WORK REQUIRED
Reproduce the data below word for word, leaving out any pictures.

GIVEN RECORDS
════════════════════
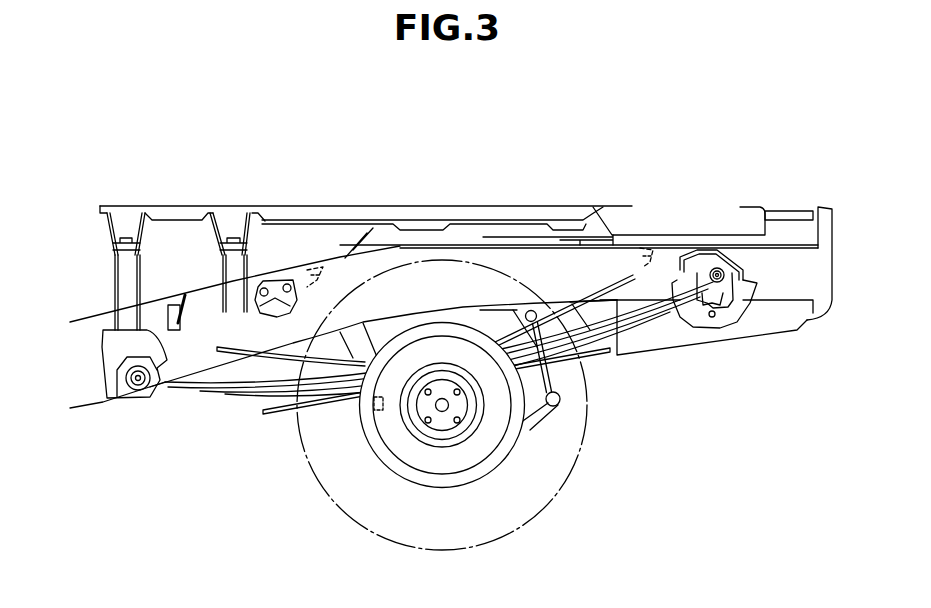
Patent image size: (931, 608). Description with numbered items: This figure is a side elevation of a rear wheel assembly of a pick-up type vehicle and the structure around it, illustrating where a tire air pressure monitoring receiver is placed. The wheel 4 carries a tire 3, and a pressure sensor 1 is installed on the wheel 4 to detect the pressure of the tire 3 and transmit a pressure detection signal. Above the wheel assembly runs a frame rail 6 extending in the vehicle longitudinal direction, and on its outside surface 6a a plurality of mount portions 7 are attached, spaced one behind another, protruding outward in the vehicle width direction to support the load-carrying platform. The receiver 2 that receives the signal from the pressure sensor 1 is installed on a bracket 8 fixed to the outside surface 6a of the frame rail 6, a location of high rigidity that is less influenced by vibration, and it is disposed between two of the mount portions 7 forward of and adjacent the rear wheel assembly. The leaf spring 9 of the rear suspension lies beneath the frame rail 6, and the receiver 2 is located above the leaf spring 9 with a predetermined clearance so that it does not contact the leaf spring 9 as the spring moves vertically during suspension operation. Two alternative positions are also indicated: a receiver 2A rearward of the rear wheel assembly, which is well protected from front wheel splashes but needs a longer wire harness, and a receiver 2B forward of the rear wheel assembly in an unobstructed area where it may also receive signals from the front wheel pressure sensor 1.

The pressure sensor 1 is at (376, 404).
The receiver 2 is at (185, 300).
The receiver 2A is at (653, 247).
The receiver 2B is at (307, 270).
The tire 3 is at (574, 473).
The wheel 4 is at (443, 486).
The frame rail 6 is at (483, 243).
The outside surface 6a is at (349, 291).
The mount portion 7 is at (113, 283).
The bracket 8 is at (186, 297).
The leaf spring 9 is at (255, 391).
════════════════════
ANSWER IN FULL
Patent image size: (931, 608). Description with numbered items: This figure is a side elevation of a rear wheel assembly of a pick-up type vehicle and the structure around it, illustrating where a tire air pressure monitoring receiver is placed. The wheel 4 carries a tire 3, and a pressure sensor 1 is installed on the wheel 4 to detect the pressure of the tire 3 and transmit a pressure detection signal. Above the wheel assembly runs a frame rail 6 extending in the vehicle longitudinal direction, and on its outside surface 6a a plurality of mount portions 7 are attached, spaced one behind another, protruding outward in the vehicle width direction to support the load-carrying platform. The receiver 2 that receives the signal from the pressure sensor 1 is installed on a bracket 8 fixed to the outside surface 6a of the frame rail 6, a location of high rigidity that is less influenced by vibration, and it is disposed between two of the mount portions 7 forward of and adjacent the rear wheel assembly. The leaf spring 9 of the rear suspension lies beneath the frame rail 6, and the receiver 2 is located above the leaf spring 9 with a predetermined clearance so that it does not contact the leaf spring 9 as the spring moves vertically during suspension operation. Two alternative positions are also indicated: a receiver 2A rearward of the rear wheel assembly, which is well protected from front wheel splashes but needs a longer wire harness, and a receiver 2B forward of the rear wheel assembly in an unobstructed area where it may also receive signals from the front wheel pressure sensor 1.

The pressure sensor 1 is at (376, 404).
The receiver 2 is at (185, 300).
The receiver 2A is at (653, 247).
The receiver 2B is at (307, 270).
The tire 3 is at (574, 473).
The wheel 4 is at (443, 486).
The frame rail 6 is at (483, 243).
The outside surface 6a is at (349, 291).
The mount portion 7 is at (113, 283).
The bracket 8 is at (186, 297).
The leaf spring 9 is at (255, 391).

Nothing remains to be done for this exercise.